**PROVIDED RECORDS:**

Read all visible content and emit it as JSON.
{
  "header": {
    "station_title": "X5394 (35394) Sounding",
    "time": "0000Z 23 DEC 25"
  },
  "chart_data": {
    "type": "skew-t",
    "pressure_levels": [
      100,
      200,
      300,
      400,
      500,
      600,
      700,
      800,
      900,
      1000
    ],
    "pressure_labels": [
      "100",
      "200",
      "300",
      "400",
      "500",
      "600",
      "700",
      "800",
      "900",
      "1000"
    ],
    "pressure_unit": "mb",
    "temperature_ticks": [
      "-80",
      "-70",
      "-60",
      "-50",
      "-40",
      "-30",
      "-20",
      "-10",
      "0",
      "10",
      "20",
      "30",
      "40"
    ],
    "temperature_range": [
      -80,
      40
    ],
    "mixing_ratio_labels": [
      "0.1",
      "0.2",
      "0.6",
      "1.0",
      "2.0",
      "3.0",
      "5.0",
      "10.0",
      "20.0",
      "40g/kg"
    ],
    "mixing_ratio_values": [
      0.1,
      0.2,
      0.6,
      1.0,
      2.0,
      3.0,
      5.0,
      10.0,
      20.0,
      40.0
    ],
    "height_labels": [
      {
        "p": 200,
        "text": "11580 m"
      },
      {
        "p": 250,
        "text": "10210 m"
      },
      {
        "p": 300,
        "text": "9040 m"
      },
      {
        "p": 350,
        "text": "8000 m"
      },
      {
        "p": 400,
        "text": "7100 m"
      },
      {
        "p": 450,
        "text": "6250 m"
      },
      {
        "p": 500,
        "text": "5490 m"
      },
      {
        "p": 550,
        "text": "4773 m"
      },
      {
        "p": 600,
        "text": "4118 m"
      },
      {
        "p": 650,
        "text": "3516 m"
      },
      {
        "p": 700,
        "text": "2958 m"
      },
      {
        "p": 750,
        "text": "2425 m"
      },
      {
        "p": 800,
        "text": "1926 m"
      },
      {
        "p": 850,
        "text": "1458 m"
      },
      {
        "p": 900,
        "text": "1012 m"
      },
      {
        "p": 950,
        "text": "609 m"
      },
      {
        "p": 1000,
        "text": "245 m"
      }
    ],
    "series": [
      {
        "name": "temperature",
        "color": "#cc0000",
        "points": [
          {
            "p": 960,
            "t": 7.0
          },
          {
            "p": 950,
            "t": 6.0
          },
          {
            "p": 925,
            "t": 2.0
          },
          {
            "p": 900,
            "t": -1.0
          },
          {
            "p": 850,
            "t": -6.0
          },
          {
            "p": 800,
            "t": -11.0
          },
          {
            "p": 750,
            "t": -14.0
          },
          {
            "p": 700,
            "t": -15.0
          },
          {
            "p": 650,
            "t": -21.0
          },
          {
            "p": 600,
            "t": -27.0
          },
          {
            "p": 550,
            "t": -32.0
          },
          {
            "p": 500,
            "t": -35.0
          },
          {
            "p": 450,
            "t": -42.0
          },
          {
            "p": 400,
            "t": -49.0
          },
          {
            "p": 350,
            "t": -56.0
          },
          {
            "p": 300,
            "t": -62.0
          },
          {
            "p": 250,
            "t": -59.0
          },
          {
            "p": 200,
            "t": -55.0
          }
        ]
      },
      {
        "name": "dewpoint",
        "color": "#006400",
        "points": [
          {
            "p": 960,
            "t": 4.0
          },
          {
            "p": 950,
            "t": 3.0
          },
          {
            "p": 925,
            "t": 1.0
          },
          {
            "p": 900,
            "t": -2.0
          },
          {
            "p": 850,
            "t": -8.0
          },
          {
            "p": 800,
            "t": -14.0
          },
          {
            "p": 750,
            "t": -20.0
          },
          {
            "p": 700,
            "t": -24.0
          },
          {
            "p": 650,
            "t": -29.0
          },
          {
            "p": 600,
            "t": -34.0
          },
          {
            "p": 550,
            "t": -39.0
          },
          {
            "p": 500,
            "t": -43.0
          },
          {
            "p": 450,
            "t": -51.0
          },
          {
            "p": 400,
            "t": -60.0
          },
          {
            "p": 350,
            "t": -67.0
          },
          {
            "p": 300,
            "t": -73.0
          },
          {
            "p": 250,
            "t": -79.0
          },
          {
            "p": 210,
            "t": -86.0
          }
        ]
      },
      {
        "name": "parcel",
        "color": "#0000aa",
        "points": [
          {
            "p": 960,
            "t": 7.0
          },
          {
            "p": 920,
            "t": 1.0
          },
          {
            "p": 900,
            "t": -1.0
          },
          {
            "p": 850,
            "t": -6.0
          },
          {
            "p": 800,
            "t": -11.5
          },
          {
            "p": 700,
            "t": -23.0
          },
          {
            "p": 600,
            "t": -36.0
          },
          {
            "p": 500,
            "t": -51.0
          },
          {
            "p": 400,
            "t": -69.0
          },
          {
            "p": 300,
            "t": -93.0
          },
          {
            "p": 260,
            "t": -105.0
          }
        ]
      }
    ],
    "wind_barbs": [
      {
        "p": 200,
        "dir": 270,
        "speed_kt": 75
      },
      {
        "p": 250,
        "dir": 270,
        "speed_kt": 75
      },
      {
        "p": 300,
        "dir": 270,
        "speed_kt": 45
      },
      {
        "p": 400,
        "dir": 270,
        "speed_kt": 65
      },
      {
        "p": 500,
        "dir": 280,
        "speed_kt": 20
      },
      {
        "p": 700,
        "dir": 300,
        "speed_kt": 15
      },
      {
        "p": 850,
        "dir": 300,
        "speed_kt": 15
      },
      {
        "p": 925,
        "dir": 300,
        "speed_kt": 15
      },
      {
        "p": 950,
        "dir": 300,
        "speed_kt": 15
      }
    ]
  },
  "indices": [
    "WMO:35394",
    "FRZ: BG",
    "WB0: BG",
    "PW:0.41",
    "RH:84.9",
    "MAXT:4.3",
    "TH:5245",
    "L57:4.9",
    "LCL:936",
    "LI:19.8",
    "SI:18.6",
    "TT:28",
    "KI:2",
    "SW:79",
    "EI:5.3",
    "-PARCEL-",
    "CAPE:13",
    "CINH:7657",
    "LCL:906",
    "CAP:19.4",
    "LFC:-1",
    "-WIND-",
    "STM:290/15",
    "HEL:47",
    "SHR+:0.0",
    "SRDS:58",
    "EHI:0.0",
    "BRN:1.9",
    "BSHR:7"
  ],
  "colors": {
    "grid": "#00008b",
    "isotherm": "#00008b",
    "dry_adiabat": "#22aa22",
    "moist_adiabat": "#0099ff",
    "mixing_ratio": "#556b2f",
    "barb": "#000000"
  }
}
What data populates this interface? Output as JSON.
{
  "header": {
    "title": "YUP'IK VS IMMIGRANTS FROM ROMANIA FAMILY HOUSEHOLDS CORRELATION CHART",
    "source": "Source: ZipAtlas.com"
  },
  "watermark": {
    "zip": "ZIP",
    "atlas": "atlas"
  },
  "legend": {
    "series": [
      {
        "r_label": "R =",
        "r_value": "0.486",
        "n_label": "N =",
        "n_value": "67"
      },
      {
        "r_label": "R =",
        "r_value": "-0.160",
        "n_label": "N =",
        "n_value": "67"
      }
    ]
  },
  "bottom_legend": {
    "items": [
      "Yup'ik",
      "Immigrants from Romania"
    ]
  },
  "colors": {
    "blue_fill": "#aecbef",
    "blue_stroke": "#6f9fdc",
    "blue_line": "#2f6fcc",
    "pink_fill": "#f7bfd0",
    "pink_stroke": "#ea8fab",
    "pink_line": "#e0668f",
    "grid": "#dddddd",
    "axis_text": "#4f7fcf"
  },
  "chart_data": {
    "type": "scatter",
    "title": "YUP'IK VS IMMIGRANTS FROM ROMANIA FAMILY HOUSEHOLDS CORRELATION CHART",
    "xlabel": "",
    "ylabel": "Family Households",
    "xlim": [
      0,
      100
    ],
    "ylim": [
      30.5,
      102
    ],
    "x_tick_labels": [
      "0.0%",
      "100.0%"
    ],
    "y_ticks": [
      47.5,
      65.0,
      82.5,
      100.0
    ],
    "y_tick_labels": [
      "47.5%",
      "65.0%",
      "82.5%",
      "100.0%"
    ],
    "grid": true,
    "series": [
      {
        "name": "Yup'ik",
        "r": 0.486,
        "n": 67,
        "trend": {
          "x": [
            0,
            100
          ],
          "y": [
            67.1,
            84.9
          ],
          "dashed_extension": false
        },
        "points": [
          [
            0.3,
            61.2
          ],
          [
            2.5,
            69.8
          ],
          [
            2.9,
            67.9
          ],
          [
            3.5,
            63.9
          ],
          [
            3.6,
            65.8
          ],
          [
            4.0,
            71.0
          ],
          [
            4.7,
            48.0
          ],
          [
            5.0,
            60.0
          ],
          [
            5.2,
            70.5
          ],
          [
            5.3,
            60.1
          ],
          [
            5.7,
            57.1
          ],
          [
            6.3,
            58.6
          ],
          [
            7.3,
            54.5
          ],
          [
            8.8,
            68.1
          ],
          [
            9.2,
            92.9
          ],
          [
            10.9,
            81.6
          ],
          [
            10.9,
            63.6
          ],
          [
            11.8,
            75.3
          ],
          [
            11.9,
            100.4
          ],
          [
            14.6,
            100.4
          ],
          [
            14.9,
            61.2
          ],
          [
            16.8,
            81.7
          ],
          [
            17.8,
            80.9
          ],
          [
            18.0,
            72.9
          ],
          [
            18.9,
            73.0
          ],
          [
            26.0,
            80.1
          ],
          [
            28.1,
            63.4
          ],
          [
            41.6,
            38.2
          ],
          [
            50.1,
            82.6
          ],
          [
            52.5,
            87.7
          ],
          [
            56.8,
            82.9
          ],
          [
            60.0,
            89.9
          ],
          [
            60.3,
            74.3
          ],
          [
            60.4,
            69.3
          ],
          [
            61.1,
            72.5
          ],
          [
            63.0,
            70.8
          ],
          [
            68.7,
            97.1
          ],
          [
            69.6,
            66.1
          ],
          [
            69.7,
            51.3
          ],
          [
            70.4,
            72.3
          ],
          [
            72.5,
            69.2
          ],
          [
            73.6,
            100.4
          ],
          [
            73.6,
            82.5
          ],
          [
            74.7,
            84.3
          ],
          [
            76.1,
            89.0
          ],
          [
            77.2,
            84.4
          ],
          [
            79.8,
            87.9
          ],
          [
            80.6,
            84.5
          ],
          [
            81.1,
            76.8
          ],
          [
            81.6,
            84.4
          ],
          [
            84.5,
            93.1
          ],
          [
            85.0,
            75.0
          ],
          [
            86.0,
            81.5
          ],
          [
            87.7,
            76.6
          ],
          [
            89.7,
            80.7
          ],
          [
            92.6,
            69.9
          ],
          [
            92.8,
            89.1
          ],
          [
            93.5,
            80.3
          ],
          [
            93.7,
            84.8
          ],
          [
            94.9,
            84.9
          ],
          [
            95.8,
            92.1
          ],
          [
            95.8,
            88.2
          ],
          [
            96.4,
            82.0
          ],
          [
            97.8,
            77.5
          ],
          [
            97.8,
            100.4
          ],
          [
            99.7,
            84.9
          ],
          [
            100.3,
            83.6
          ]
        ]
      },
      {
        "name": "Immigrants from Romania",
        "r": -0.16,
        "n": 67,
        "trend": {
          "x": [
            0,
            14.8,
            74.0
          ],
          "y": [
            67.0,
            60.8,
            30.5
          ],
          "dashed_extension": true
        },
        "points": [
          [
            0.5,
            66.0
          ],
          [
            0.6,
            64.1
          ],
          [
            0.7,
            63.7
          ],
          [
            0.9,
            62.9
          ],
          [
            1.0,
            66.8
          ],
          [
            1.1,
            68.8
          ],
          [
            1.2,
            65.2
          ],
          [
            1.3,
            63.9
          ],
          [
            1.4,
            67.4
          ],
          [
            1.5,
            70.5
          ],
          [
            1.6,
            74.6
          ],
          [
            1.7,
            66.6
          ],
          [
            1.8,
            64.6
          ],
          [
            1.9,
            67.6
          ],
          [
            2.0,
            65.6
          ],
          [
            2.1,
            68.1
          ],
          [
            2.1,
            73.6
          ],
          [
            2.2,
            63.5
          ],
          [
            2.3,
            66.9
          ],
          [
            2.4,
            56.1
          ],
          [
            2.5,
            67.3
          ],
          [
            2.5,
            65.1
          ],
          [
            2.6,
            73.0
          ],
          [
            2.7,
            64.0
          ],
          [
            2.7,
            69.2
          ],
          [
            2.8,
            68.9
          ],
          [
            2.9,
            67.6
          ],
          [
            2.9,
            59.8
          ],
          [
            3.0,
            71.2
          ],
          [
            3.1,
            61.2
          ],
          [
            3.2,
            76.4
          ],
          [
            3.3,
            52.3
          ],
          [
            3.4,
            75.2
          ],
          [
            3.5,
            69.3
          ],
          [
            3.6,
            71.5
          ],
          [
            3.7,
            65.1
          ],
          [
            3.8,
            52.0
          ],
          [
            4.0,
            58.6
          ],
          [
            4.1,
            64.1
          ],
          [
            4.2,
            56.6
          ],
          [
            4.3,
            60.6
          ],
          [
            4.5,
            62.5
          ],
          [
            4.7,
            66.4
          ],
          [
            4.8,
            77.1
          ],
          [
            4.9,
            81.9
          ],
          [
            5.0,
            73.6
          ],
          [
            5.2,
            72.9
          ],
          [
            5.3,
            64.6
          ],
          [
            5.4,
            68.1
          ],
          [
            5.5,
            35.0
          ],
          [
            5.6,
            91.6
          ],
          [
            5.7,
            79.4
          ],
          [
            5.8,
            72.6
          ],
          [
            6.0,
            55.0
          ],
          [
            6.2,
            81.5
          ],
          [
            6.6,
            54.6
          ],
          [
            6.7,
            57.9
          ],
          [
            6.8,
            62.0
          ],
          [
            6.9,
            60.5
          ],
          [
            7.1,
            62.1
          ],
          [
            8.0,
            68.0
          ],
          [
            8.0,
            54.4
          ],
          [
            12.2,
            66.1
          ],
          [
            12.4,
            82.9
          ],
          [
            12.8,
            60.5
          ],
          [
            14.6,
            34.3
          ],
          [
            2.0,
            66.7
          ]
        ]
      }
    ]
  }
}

**EXERCISE:**
Copy each line of the records above that carries the word "JSON".

**RESPONSE FOR THIS EXERCISE:**
Read all visible content and emit it as JSON.
What data populates this interface? Output as JSON.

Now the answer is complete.